───── DATASET RECORDS

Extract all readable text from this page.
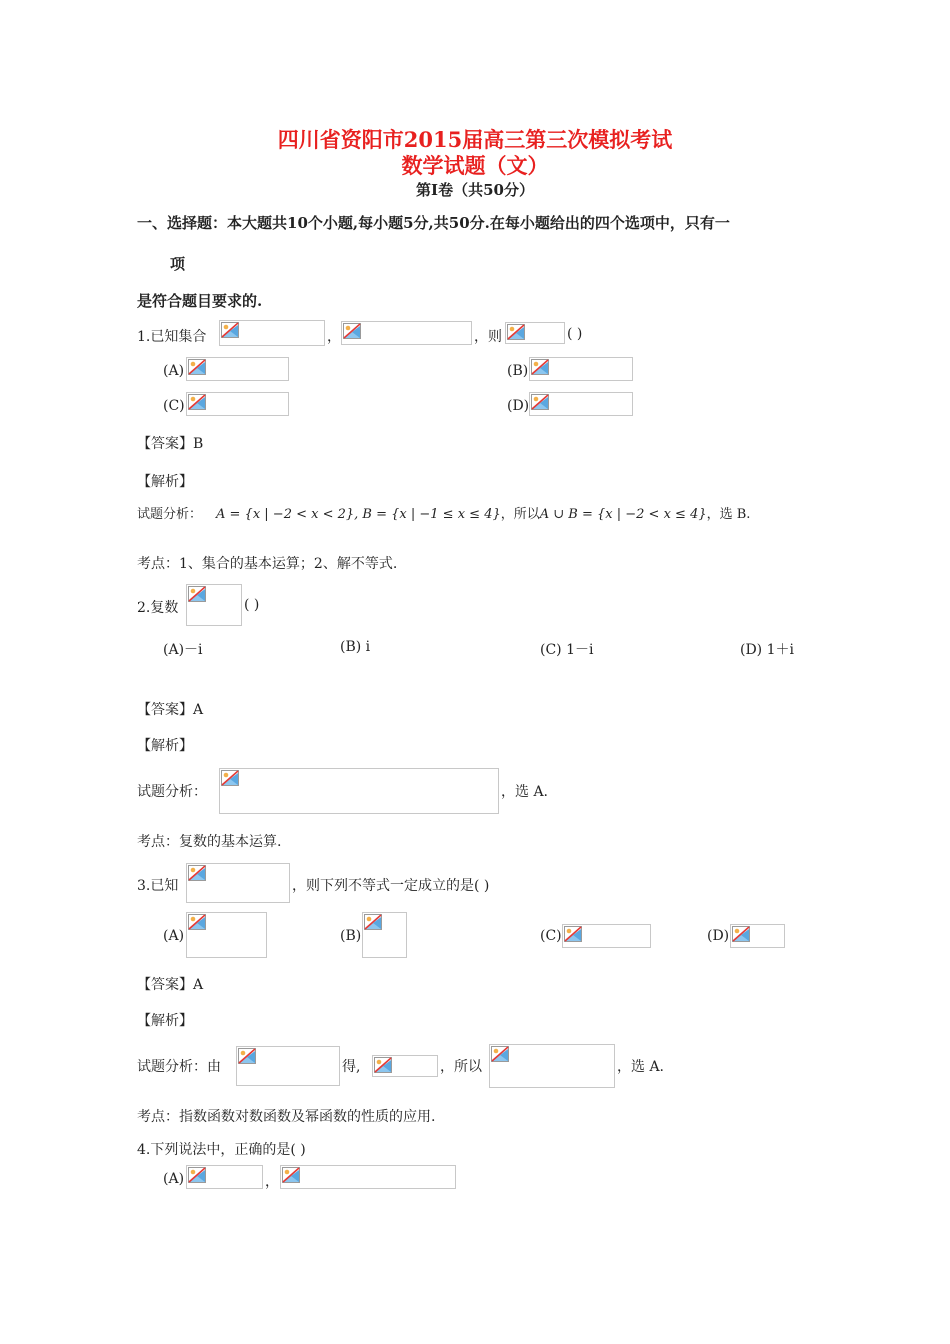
四川省资阳市2015届高三第三次模拟考试
数学试题（文）
第Ⅰ卷（共50分）
一、选择题：本大题共10个小题,每小题5分,共50分.在每小题给出的四个选项中，只有一
项
是符合题目要求的.
1.已知集合	，	，则	( )
(A)	(B)
(C)	(D)
【答案】B
【解析】
试题分析： A = {x | −2 < x < 2}, B = {x | −1 ≤ x ≤ 4}，所以A ∪ B = {x | −2 < x ≤ 4}，选 B.
考点：1、集合的基本运算；2、解不等式.
2.复数	( )
(A)－i	(B) i	(C) 1－i	(D) 1＋i
【答案】A
【解析】
试题分析：	，选 A.
考点：复数的基本运算.
3.已知	，则下列不等式一定成立的是( )
(A)	(B)	(C)	(D)
【答案】A
【解析】
试题分析：由	得,	，所以	，选 A.
考点：指数函数对数函数及幂函数的性质的应用.
4.下列说法中，正确的是( )
(A)	，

──────────

Without the pictures, write out all of the material exactly.

Extract all readable text from this page.
四川省资阳市2015届高三第三次模拟考试
数学试题（文）
第Ⅰ卷（共50分）
一、选择题：本大题共10个小题,每小题5分,共50分.在每小题给出的四个选项中，只有一
项
是符合题目要求的.
1.已知集合	，	，则	( )
(A)	(B)
(C)	(D)
【答案】B
【解析】
试题分析： A = {x | −2 < x < 2}, B = {x | −1 ≤ x ≤ 4}，所以A ∪ B = {x | −2 < x ≤ 4}，选 B.
考点：1、集合的基本运算；2、解不等式.
2.复数	( )
(A)－i	(B) i	(C) 1－i	(D) 1＋i
【答案】A
【解析】
试题分析：	，选 A.
考点：复数的基本运算.
3.已知	，则下列不等式一定成立的是( )
(A)	(B)	(C)	(D)
【答案】A
【解析】
试题分析：由	得,	，所以	，选 A.
考点：指数函数对数函数及幂函数的性质的应用.
4.下列说法中，正确的是( )
(A)	，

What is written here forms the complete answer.